* [EXERCISE AIM] All lines featuring the string "Services" are to be listed.

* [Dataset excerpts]
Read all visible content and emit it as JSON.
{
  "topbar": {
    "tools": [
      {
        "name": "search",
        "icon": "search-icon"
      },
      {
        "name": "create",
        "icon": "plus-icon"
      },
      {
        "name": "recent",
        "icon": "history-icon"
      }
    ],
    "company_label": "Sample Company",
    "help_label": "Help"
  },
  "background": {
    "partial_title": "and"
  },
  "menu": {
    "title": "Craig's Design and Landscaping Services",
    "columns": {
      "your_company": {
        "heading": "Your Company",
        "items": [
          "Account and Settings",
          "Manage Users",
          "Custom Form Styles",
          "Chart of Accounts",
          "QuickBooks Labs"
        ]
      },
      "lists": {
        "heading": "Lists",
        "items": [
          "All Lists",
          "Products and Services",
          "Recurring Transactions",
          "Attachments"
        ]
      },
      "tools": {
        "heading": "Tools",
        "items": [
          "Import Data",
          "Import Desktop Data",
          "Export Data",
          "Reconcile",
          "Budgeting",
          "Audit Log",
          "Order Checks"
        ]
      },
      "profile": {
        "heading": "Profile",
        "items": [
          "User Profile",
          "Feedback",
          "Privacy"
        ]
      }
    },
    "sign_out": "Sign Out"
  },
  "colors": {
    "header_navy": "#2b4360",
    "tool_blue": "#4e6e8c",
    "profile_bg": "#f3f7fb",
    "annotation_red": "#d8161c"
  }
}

* [THE RESPONSE]
    "title": "Craig's Design and Landscaping Services",
          "Products and Services",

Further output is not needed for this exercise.